Every line that contains the word "left" should be copied out.

* start Given data *

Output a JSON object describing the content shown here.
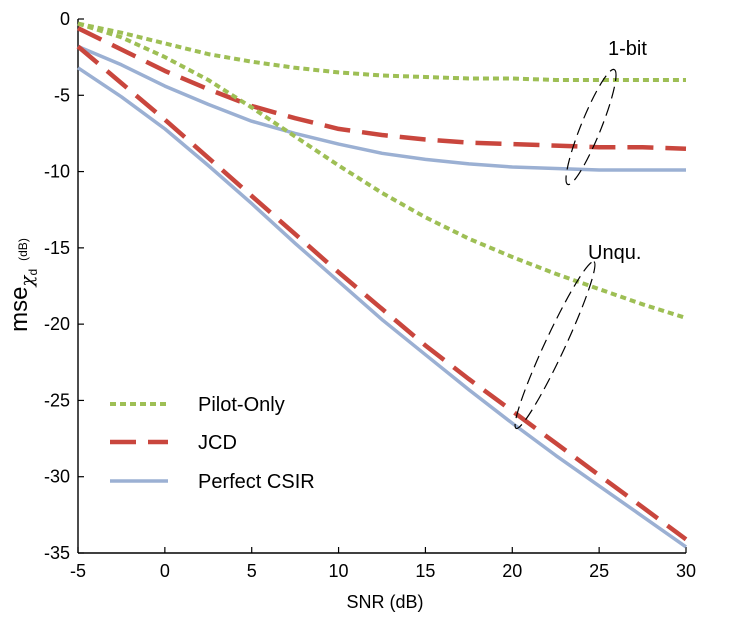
{
  "chart_data": {
    "type": "line",
    "xlabel": "SNR (dB)",
    "ylabel": {
      "main": "mse",
      "subscript": "χ",
      "subsubscript": "d",
      "unit": "(dB)"
    },
    "xlim": [
      -5,
      30
    ],
    "ylim": [
      -35,
      0
    ],
    "xticks": [
      -5,
      0,
      5,
      10,
      15,
      20,
      25,
      30
    ],
    "yticks": [
      0,
      -5,
      -10,
      -15,
      -20,
      -25,
      -30,
      -35
    ],
    "grid": false,
    "legend_position": "bottom-left",
    "series": [
      {
        "name": "Pilot-Only",
        "group": "1-bit",
        "color": "#9ebf55",
        "dash": "dotted",
        "x": [
          -5,
          -2.5,
          0,
          2.5,
          5,
          7.5,
          10,
          12.5,
          15,
          17.5,
          20,
          22.5,
          25,
          27.5,
          30
        ],
        "y": [
          -0.3,
          -0.9,
          -1.6,
          -2.3,
          -2.8,
          -3.2,
          -3.5,
          -3.7,
          -3.8,
          -3.9,
          -3.9,
          -4.0,
          -4.0,
          -4.0,
          -4.0
        ]
      },
      {
        "name": "JCD",
        "group": "1-bit",
        "color": "#c9463d",
        "dash": "dashed",
        "x": [
          -5,
          -2.5,
          0,
          2.5,
          5,
          7.5,
          10,
          12.5,
          15,
          17.5,
          20,
          22.5,
          25,
          27.5,
          30
        ],
        "y": [
          -0.6,
          -2.0,
          -3.4,
          -4.6,
          -5.7,
          -6.5,
          -7.2,
          -7.6,
          -7.9,
          -8.1,
          -8.2,
          -8.3,
          -8.4,
          -8.4,
          -8.5
        ]
      },
      {
        "name": "Perfect CSIR",
        "group": "1-bit",
        "color": "#9bb0d3",
        "dash": "solid",
        "x": [
          -5,
          -2.5,
          0,
          2.5,
          5,
          7.5,
          10,
          12.5,
          15,
          17.5,
          20,
          22.5,
          25,
          27.5,
          30
        ],
        "y": [
          -1.8,
          -3.0,
          -4.4,
          -5.6,
          -6.7,
          -7.5,
          -8.2,
          -8.8,
          -9.2,
          -9.5,
          -9.7,
          -9.8,
          -9.9,
          -9.9,
          -9.9
        ]
      },
      {
        "name": "Pilot-Only",
        "group": "Unqu.",
        "color": "#9ebf55",
        "dash": "dotted",
        "x": [
          -5,
          -2.5,
          0,
          2.5,
          5,
          7.5,
          10,
          12.5,
          15,
          17.5,
          20,
          22.5,
          25,
          27.5,
          30
        ],
        "y": [
          -0.3,
          -1.2,
          -2.5,
          -4.0,
          -5.8,
          -7.7,
          -9.6,
          -11.4,
          -13.0,
          -14.4,
          -15.6,
          -16.7,
          -17.7,
          -18.7,
          -19.6
        ]
      },
      {
        "name": "JCD",
        "group": "Unqu.",
        "color": "#c9463d",
        "dash": "dashed",
        "x": [
          -5,
          -2.5,
          0,
          2.5,
          5,
          7.5,
          10,
          12.5,
          15,
          17.5,
          20,
          22.5,
          25,
          27.5,
          30
        ],
        "y": [
          -1.8,
          -4.2,
          -6.6,
          -9.1,
          -11.6,
          -14.1,
          -16.6,
          -19.0,
          -21.4,
          -23.6,
          -25.7,
          -27.8,
          -29.9,
          -32.0,
          -34.1
        ]
      },
      {
        "name": "Perfect CSIR",
        "group": "Unqu.",
        "color": "#9bb0d3",
        "dash": "solid",
        "x": [
          -5,
          -2.5,
          0,
          2.5,
          5,
          7.5,
          10,
          12.5,
          15,
          17.5,
          20,
          22.5,
          25,
          27.5,
          30
        ],
        "y": [
          -3.2,
          -5.1,
          -7.2,
          -9.6,
          -12.1,
          -14.7,
          -17.2,
          -19.7,
          -22.0,
          -24.3,
          -26.5,
          -28.6,
          -30.6,
          -32.6,
          -34.6
        ]
      }
    ],
    "legend": [
      {
        "label": "Pilot-Only",
        "color": "#9ebf55",
        "dash": "dotted"
      },
      {
        "label": "JCD",
        "color": "#c9463d",
        "dash": "dashed"
      },
      {
        "label": "Perfect CSIR",
        "color": "#9bb0d3",
        "dash": "solid"
      }
    ],
    "annotations": [
      {
        "text": "1-bit"
      },
      {
        "text": "Unqu."
      }
    ]
  }
}
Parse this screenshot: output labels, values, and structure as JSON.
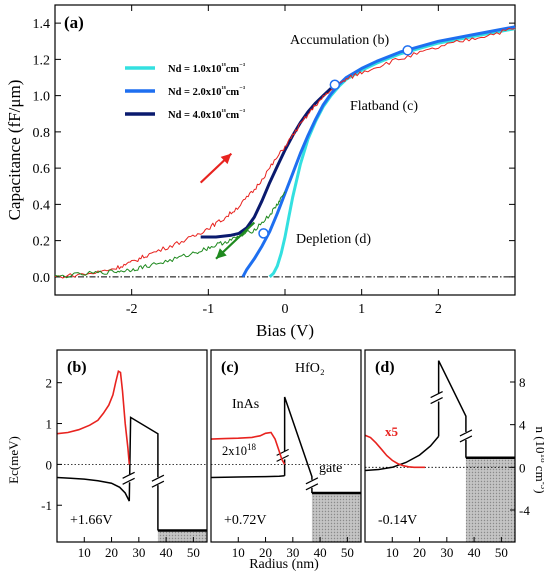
{
  "chart_data": [
    {
      "type": "line",
      "panel_label": "(a)",
      "xlabel": "Bias (V)",
      "ylabel": "Capacitance (fF/μm)",
      "xlim": [
        -3.0,
        3.0
      ],
      "ylim": [
        -0.1,
        1.5
      ],
      "xticks": [
        -2,
        -1,
        0,
        1,
        2
      ],
      "yticks": [
        0.0,
        0.2,
        0.4,
        0.6,
        0.8,
        1.0,
        1.2,
        1.4
      ],
      "grid": false,
      "legend_position": "upper-left",
      "series": [
        {
          "name": "Nd = 1.0x10¹⁸cm⁻³",
          "color": "#33e0e0",
          "x": [
            -0.2,
            -0.15,
            -0.1,
            -0.05,
            0.0,
            0.05,
            0.1,
            0.2,
            0.3,
            0.4,
            0.5,
            0.6,
            0.7,
            0.8,
            1.0,
            1.2,
            1.5,
            2.0,
            2.5,
            3.0
          ],
          "y": [
            0.0,
            0.02,
            0.06,
            0.13,
            0.22,
            0.33,
            0.44,
            0.62,
            0.76,
            0.86,
            0.94,
            1.0,
            1.05,
            1.09,
            1.14,
            1.18,
            1.23,
            1.29,
            1.33,
            1.37
          ]
        },
        {
          "name": "Nd = 2.0x10¹⁸cm⁻³",
          "color": "#1e6ff0",
          "x": [
            -0.55,
            -0.5,
            -0.4,
            -0.3,
            -0.2,
            -0.1,
            0.0,
            0.1,
            0.2,
            0.3,
            0.4,
            0.5,
            0.6,
            0.7,
            0.8,
            1.0,
            1.2,
            1.5,
            2.0,
            2.5,
            3.0
          ],
          "y": [
            0.0,
            0.04,
            0.1,
            0.17,
            0.25,
            0.35,
            0.46,
            0.57,
            0.68,
            0.78,
            0.87,
            0.95,
            1.01,
            1.06,
            1.1,
            1.15,
            1.19,
            1.24,
            1.3,
            1.34,
            1.38
          ]
        },
        {
          "name": "Nd = 4.0x10¹⁸cm⁻³",
          "color": "#0a1a6e",
          "x": [
            -1.1,
            -0.9,
            -0.7,
            -0.6,
            -0.5,
            -0.4,
            -0.3,
            -0.2,
            -0.1,
            0.0,
            0.1,
            0.2,
            0.3,
            0.4,
            0.5,
            0.6
          ],
          "y": [
            0.22,
            0.22,
            0.23,
            0.24,
            0.27,
            0.33,
            0.42,
            0.52,
            0.61,
            0.7,
            0.78,
            0.85,
            0.91,
            0.96,
            1.0,
            1.04
          ]
        },
        {
          "name": "",
          "color": "#e8231f",
          "x": [
            -3.0,
            -2.5,
            -2.2,
            -2.0,
            -1.8,
            -1.5,
            -1.2,
            -1.0,
            -0.8,
            -0.6,
            -0.4,
            -0.2,
            0.0,
            0.2,
            0.4,
            0.6,
            0.8,
            1.0,
            1.4,
            1.8,
            2.2,
            2.6,
            3.0
          ],
          "y": [
            0.0,
            0.02,
            0.05,
            0.08,
            0.12,
            0.17,
            0.22,
            0.27,
            0.32,
            0.39,
            0.48,
            0.6,
            0.72,
            0.84,
            0.95,
            1.03,
            1.09,
            1.13,
            1.19,
            1.24,
            1.29,
            1.33,
            1.37
          ]
        },
        {
          "name": "",
          "color": "#1f8a1f",
          "x": [
            -3.0,
            -2.5,
            -2.2,
            -2.0,
            -1.8,
            -1.5,
            -1.2,
            -1.0,
            -0.8,
            -0.6,
            -0.4,
            -0.2,
            -0.1,
            0.0
          ],
          "y": [
            0.0,
            0.02,
            0.03,
            0.04,
            0.06,
            0.09,
            0.13,
            0.16,
            0.19,
            0.22,
            0.26,
            0.34,
            0.4,
            0.47
          ]
        }
      ],
      "markers": [
        {
          "x": 1.6,
          "y": 1.25,
          "label": "Accumulation (b)"
        },
        {
          "x": 0.65,
          "y": 1.06,
          "label": "Flatband (c)"
        },
        {
          "x": -0.28,
          "y": 0.24,
          "label": "Depletion (d)"
        }
      ],
      "reference_line": {
        "y": 0.0,
        "style": "dash-dot"
      },
      "arrows": [
        {
          "from": [
            -1.1,
            0.52
          ],
          "to": [
            -0.7,
            0.68
          ],
          "color": "#e8231f"
        },
        {
          "from": [
            -0.4,
            0.3
          ],
          "to": [
            -0.9,
            0.1
          ],
          "color": "#1f8a1f"
        }
      ]
    },
    {
      "type": "line",
      "panel_label": "(b)",
      "xlabel": "",
      "ylabel": "Ec(meV)",
      "xlim": [
        0,
        55
      ],
      "ylim": [
        -1.9,
        2.8
      ],
      "xticks": [
        10,
        20,
        30,
        40,
        50
      ],
      "yticks": [
        -1,
        0,
        1,
        2
      ],
      "bias_label": "+1.66V",
      "series": [
        {
          "name": "Ec",
          "color": "#000000",
          "x": [
            0,
            5,
            10,
            15,
            20,
            23,
            25,
            26.5
          ],
          "y": [
            -0.32,
            -0.34,
            -0.36,
            -0.4,
            -0.46,
            -0.56,
            -0.7,
            -0.9
          ]
        },
        {
          "name": "n",
          "color": "#e8231f",
          "x": [
            0,
            4,
            8,
            12,
            15,
            17,
            19,
            20.5,
            21.5,
            22.5,
            23.3,
            24,
            25,
            26,
            26.5
          ],
          "y": [
            0.75,
            0.78,
            0.85,
            0.96,
            1.08,
            1.25,
            1.45,
            1.7,
            2.0,
            2.28,
            2.25,
            1.8,
            1.0,
            0.4,
            0.0
          ]
        }
      ],
      "oxide": {
        "x": [
          27,
          37
        ],
        "top": 1.15,
        "bottom": 0.75
      },
      "gate": {
        "x": [
          37,
          55
        ],
        "level": -1.62
      }
    },
    {
      "type": "line",
      "panel_label": "(c)",
      "xlabel": "Radius (nm)",
      "xlim": [
        0,
        55
      ],
      "xticks": [
        10,
        20,
        30,
        40,
        50
      ],
      "bias_label": "+0.72V",
      "annotations": [
        "InAs",
        "HfO₂",
        "gate"
      ],
      "density_label": {
        "mantissa": "2x10",
        "exponent": "18"
      },
      "series": [
        {
          "name": "Ec",
          "color": "#000000",
          "x": [
            0,
            10,
            20,
            25,
            27
          ],
          "y": [
            -0.32,
            -0.31,
            -0.3,
            -0.29,
            -0.28
          ]
        },
        {
          "name": "n",
          "color": "#e8231f",
          "x": [
            0,
            5,
            10,
            15,
            18,
            20,
            22,
            23.5,
            25,
            26,
            27
          ],
          "y": [
            0.62,
            0.63,
            0.64,
            0.66,
            0.7,
            0.76,
            0.78,
            0.62,
            0.32,
            0.12,
            0.0
          ]
        }
      ],
      "oxide": {
        "x": [
          27,
          37
        ],
        "top": 1.65,
        "bottom": -0.3
      },
      "gate": {
        "x": [
          37,
          55
        ],
        "level": -0.7
      }
    },
    {
      "type": "line",
      "panel_label": "(d)",
      "xlabel": "",
      "ylabel": "n (10¹⁸ cm⁻³)",
      "ylabel_mantissa": "n (10",
      "ylabel_exponent": "18",
      "ylabel_unit": " cm",
      "ylabel_unit_exponent": "-3",
      "ylabel_close": ")",
      "xlim": [
        0,
        55
      ],
      "ylim": [
        -7,
        11
      ],
      "xticks": [
        10,
        20,
        30,
        40,
        50
      ],
      "yticks": [
        -4,
        0,
        4,
        8
      ],
      "bias_label": "-0.14V",
      "scale_note": "x5",
      "series": [
        {
          "name": "Ec",
          "color": "#000000",
          "x": [
            0,
            5,
            10,
            15,
            20,
            24,
            27
          ],
          "y": [
            -0.3,
            -0.2,
            0.0,
            0.45,
            1.15,
            2.0,
            2.9
          ]
        },
        {
          "name": "n x5",
          "color": "#e8231f",
          "x": [
            0,
            2,
            4,
            6,
            8,
            10,
            12,
            14,
            16,
            18,
            22
          ],
          "y": [
            3.0,
            2.8,
            2.3,
            1.7,
            1.1,
            0.65,
            0.35,
            0.15,
            0.05,
            0.0,
            0.0
          ]
        }
      ],
      "oxide": {
        "x": [
          27,
          37
        ],
        "top": 10.0,
        "bottom": 4.8
      },
      "gate": {
        "x": [
          37,
          55
        ],
        "level": 0.9
      }
    }
  ]
}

* end Given data *

— Task result —
    "legend_position": "bottom-left",
      "legend_position": "upper-left",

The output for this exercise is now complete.